------ Supplied data
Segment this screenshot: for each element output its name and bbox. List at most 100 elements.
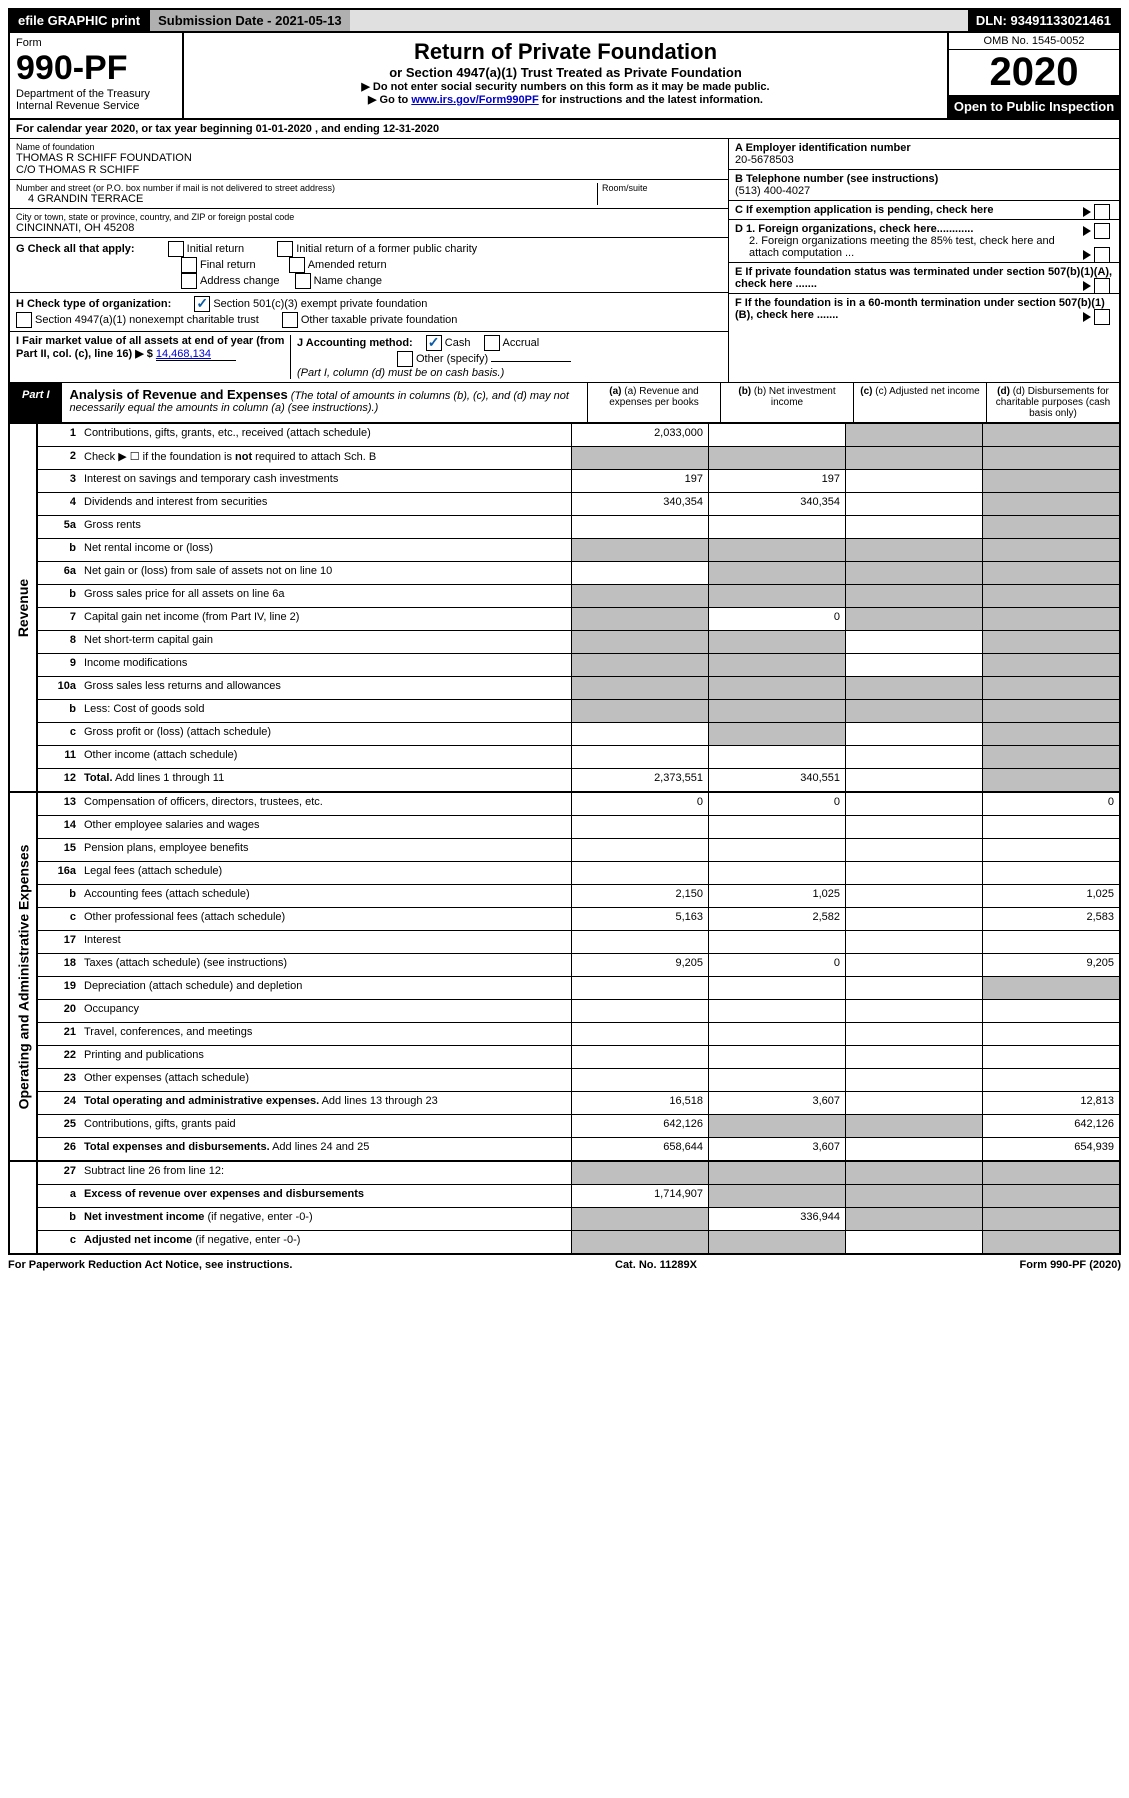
table-row: 17Interest [38, 931, 1119, 954]
h-501c3-checkbox[interactable] [194, 296, 210, 312]
line-number: 20 [38, 1000, 80, 1022]
addr-label: Number and street (or P.O. box number if… [16, 183, 597, 193]
g-amended-checkbox[interactable] [289, 257, 305, 273]
line-number: b [38, 539, 80, 561]
cell-c [845, 654, 982, 676]
cell-a [571, 562, 708, 584]
d1: D 1. Foreign organizations, check here..… [735, 223, 973, 235]
cell-d [982, 470, 1119, 492]
g-namechange-checkbox[interactable] [295, 273, 311, 289]
h-4947-checkbox[interactable] [16, 312, 32, 328]
e-checkbox[interactable] [1094, 278, 1110, 294]
cell-d [982, 654, 1119, 676]
d1-checkbox[interactable] [1094, 223, 1110, 239]
cell-b [708, 447, 845, 469]
line-label: Accounting fees (attach schedule) [80, 885, 571, 907]
col-c-header: (c) (c) Adjusted net income [853, 383, 986, 422]
cell-d: 2,583 [982, 908, 1119, 930]
j-cash-checkbox[interactable] [426, 335, 442, 351]
addr-row: Number and street (or P.O. box number if… [10, 180, 728, 209]
line-label: Contributions, gifts, grants, etc., rece… [80, 424, 571, 446]
line-number: b [38, 585, 80, 607]
ein: 20-5678503 [735, 154, 1113, 166]
cell-d: 1,025 [982, 885, 1119, 907]
g-opt-4: Amended return [308, 259, 387, 271]
cell-c [845, 793, 982, 815]
calendar-year-row: For calendar year 2020, or tax year begi… [8, 120, 1121, 139]
line-number: 3 [38, 470, 80, 492]
name-label: Name of foundation [16, 142, 722, 152]
part1-title: Analysis of Revenue and Expenses [70, 387, 288, 402]
cell-c [845, 1092, 982, 1114]
form990pf-link[interactable]: www.irs.gov/Form990PF [411, 94, 538, 106]
note2-pre: ▶ Go to [368, 94, 411, 106]
form-number: 990-PF [16, 49, 176, 88]
line-label: Check ▶ ☐ if the foundation is not requi… [80, 447, 571, 469]
ij-row: I Fair market value of all assets at end… [10, 332, 728, 382]
table-row: 6aNet gain or (loss) from sale of assets… [38, 562, 1119, 585]
line-number: c [38, 1231, 80, 1253]
arrow-icon [1083, 226, 1091, 236]
cell-a: 2,150 [571, 885, 708, 907]
cell-d [982, 1208, 1119, 1230]
arrow-icon [1083, 207, 1091, 217]
page-footer: For Paperwork Reduction Act Notice, see … [8, 1255, 1121, 1271]
line-label: Pension plans, employee benefits [80, 839, 571, 861]
g-final-checkbox[interactable] [181, 257, 197, 273]
g-initial-former-checkbox[interactable] [277, 241, 293, 257]
line-number: c [38, 723, 80, 745]
opex-side-text: Operating and Administrative Expenses [15, 844, 31, 1109]
table-row: 25Contributions, gifts, grants paid642,1… [38, 1115, 1119, 1138]
j-other-checkbox[interactable] [397, 351, 413, 367]
cell-d [982, 862, 1119, 884]
cell-b [708, 700, 845, 722]
arrow-icon [1083, 250, 1091, 260]
g-addrchange-checkbox[interactable] [181, 273, 197, 289]
h-other-checkbox[interactable] [282, 312, 298, 328]
e-row: E If private foundation status was termi… [729, 263, 1119, 294]
c-checkbox[interactable] [1094, 204, 1110, 220]
g-initial-checkbox[interactable] [168, 241, 184, 257]
cell-a [571, 1046, 708, 1068]
table-row: 24Total operating and administrative exp… [38, 1092, 1119, 1115]
cell-c [845, 677, 982, 699]
cell-b: 340,551 [708, 769, 845, 791]
cell-c [845, 1231, 982, 1253]
table-row: cAdjusted net income (if negative, enter… [38, 1231, 1119, 1253]
header-mid: Return of Private Foundation or Section … [184, 33, 947, 118]
line-label: Gross rents [80, 516, 571, 538]
line-label: Capital gain net income (from Part IV, l… [80, 608, 571, 630]
cell-c [845, 816, 982, 838]
omb: OMB No. 1545-0052 [949, 33, 1119, 50]
table-row: aExcess of revenue over expenses and dis… [38, 1185, 1119, 1208]
line-number: 24 [38, 1092, 80, 1114]
g-opt-2: Address change [200, 275, 280, 287]
opex-rows: 13Compensation of officers, directors, t… [38, 793, 1119, 1160]
dept: Department of the Treasury [16, 88, 176, 100]
cell-b: 1,025 [708, 885, 845, 907]
j-accrual-checkbox[interactable] [484, 335, 500, 351]
table-row: bNet investment income (if negative, ent… [38, 1208, 1119, 1231]
table-row: 14Other employee salaries and wages [38, 816, 1119, 839]
cell-b [708, 631, 845, 653]
i-value-link[interactable]: 14,468,134 [156, 348, 236, 361]
cell-d [982, 816, 1119, 838]
f-label: F If the foundation is in a 60-month ter… [735, 297, 1105, 321]
cell-a: 658,644 [571, 1138, 708, 1160]
cell-d [982, 769, 1119, 791]
cell-c [845, 516, 982, 538]
cell-d [982, 1046, 1119, 1068]
j-other: Other (specify) [416, 353, 488, 365]
cell-c [845, 1115, 982, 1137]
cell-b [708, 816, 845, 838]
cell-d [982, 1069, 1119, 1091]
d2-checkbox[interactable] [1094, 247, 1110, 263]
f-checkbox[interactable] [1094, 309, 1110, 325]
col-b-header: (b) (b) Net investment income [720, 383, 853, 422]
line-number: 19 [38, 977, 80, 999]
cell-b: 2,582 [708, 908, 845, 930]
line-label: Occupancy [80, 1000, 571, 1022]
cell-d [982, 677, 1119, 699]
city: CINCINNATI, OH 45208 [16, 222, 722, 234]
c-label: C If exemption application is pending, c… [735, 204, 994, 216]
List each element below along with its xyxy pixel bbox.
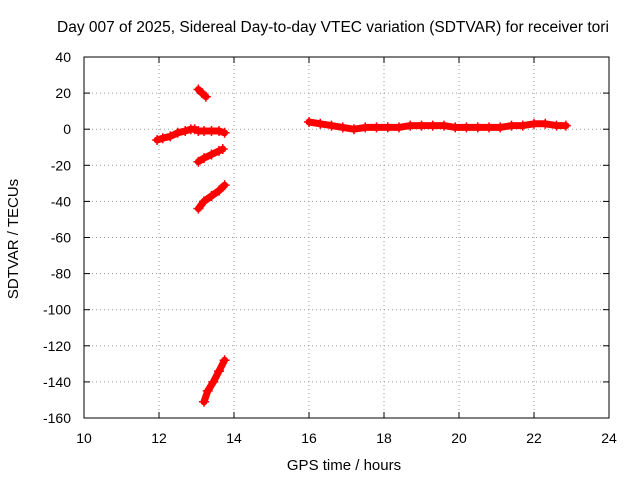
- data-point-seg6: [382, 122, 393, 133]
- axis-ticks: 40 20 0 -20 -40 -60 -80 -100 -120 -140 -160 10 12 14 1…: [43, 49, 617, 446]
- data-point-seg6: [304, 116, 314, 127]
- x-tick-label: 14: [226, 430, 242, 446]
- y-axis-label: SDTVAR / TECUs: [5, 179, 22, 299]
- y-tick-label: -100: [43, 302, 71, 318]
- data-point-seg4: [199, 196, 209, 207]
- data-point-seg6: [394, 122, 404, 133]
- data-point-seg1: [165, 131, 176, 142]
- data-point-seg4: [206, 190, 217, 201]
- x-tick-label: 16: [301, 430, 317, 446]
- data-point-seg3: [193, 156, 204, 167]
- data-point-seg1: [214, 126, 224, 137]
- data-point-seg6: [405, 120, 416, 131]
- data-point-seg4: [214, 185, 224, 196]
- x-axis-label: GPS time / hours: [287, 457, 401, 474]
- data-point-seg4: [193, 203, 204, 214]
- y-tick-label: -80: [51, 266, 71, 282]
- data-point-seg6: [315, 118, 326, 129]
- y-tick-label: -120: [43, 338, 71, 354]
- x-tick-label: 20: [451, 430, 467, 446]
- data-point-seg6: [551, 120, 562, 131]
- data-point-seg6: [360, 122, 371, 133]
- data-point-seg1: [219, 127, 230, 138]
- x-tick-label: 10: [76, 430, 92, 446]
- data-point-seg6: [529, 118, 539, 129]
- data-point-seg6: [427, 120, 438, 131]
- data-point-seg6: [484, 122, 494, 133]
- data-point-seg6: [371, 122, 382, 133]
- data-point-seg5: [202, 385, 213, 396]
- data-point-seg6: [540, 118, 551, 129]
- data-point-seg1: [152, 135, 163, 146]
- data-point-seg6: [326, 120, 337, 131]
- y-tick-label: -20: [51, 157, 71, 173]
- data-point-seg6: [416, 120, 427, 131]
- data-point-seg6: [517, 120, 528, 131]
- y-tick-label: -140: [43, 374, 71, 390]
- data-point-seg1: [157, 133, 168, 144]
- x-tick-label: 22: [526, 430, 542, 446]
- x-tick-label: 18: [376, 430, 392, 446]
- data-point-seg5: [219, 355, 230, 366]
- grid-lines: [84, 57, 609, 418]
- data-point-seg3: [217, 144, 228, 155]
- data-point-seg6: [337, 122, 348, 133]
- data-point-seg4: [219, 180, 230, 191]
- data-point-seg2: [200, 91, 211, 102]
- data-point-seg3: [199, 153, 209, 164]
- chart-title: Day 007 of 2025, Sidereal Day-to-day VTE…: [57, 19, 609, 36]
- data-point-seg1: [172, 127, 183, 138]
- x-tick-label: 24: [601, 430, 617, 446]
- data-point-seg6: [439, 120, 449, 131]
- data-point-seg6: [472, 122, 483, 133]
- data-point-seg6: [461, 122, 472, 133]
- x-tick-label: 12: [151, 430, 167, 446]
- y-tick-label: -40: [51, 193, 71, 209]
- data-point-seg6: [495, 122, 506, 133]
- data-point-seg5: [208, 376, 219, 387]
- data-point-seg6: [506, 120, 517, 131]
- y-tick-label: 0: [63, 121, 71, 137]
- data-marks: [152, 84, 571, 407]
- data-point-seg1: [180, 126, 191, 137]
- y-tick-label: -60: [51, 230, 71, 246]
- y-tick-label: 40: [55, 49, 71, 65]
- y-tick-label: 20: [55, 85, 71, 101]
- y-tick-label: -160: [43, 410, 71, 426]
- data-point-seg3: [206, 149, 217, 160]
- data-point-seg6: [349, 124, 359, 135]
- data-point-seg6: [560, 120, 571, 131]
- data-point-seg5: [199, 396, 209, 407]
- data-point-seg6: [450, 122, 461, 133]
- plot-frame: [83, 56, 610, 419]
- data-point-seg5: [214, 366, 224, 377]
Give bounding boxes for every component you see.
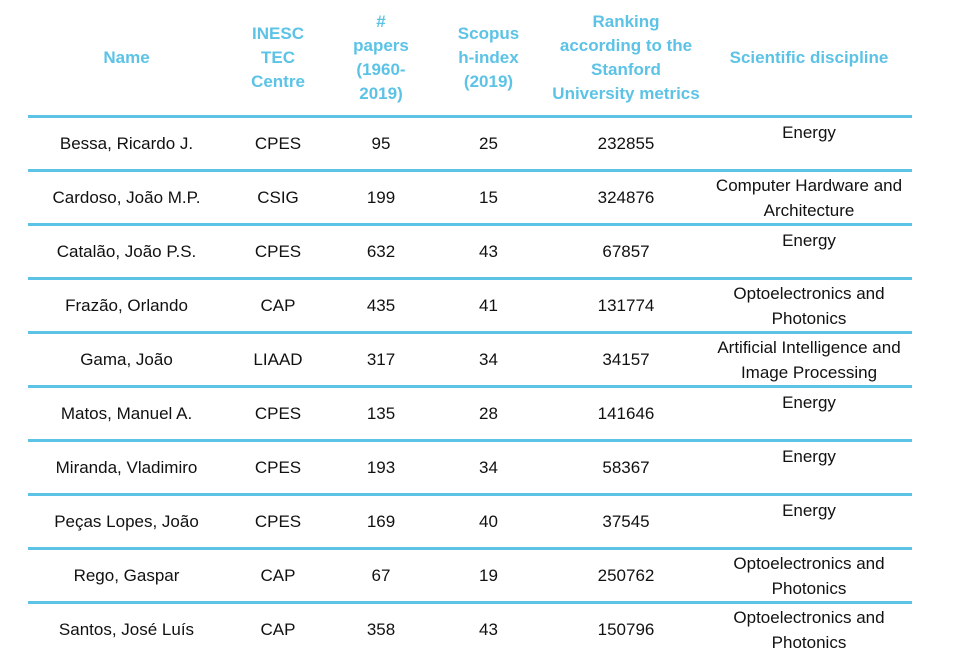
------------
Collect every line in the records above that contains the word "arrow", treating uppercase and lowercase as different.

[Written answer]
arrow-icon [1083, 226, 1091, 236]
arrow-icon [1083, 207, 1091, 217]
arrow-icon [1083, 250, 1091, 260]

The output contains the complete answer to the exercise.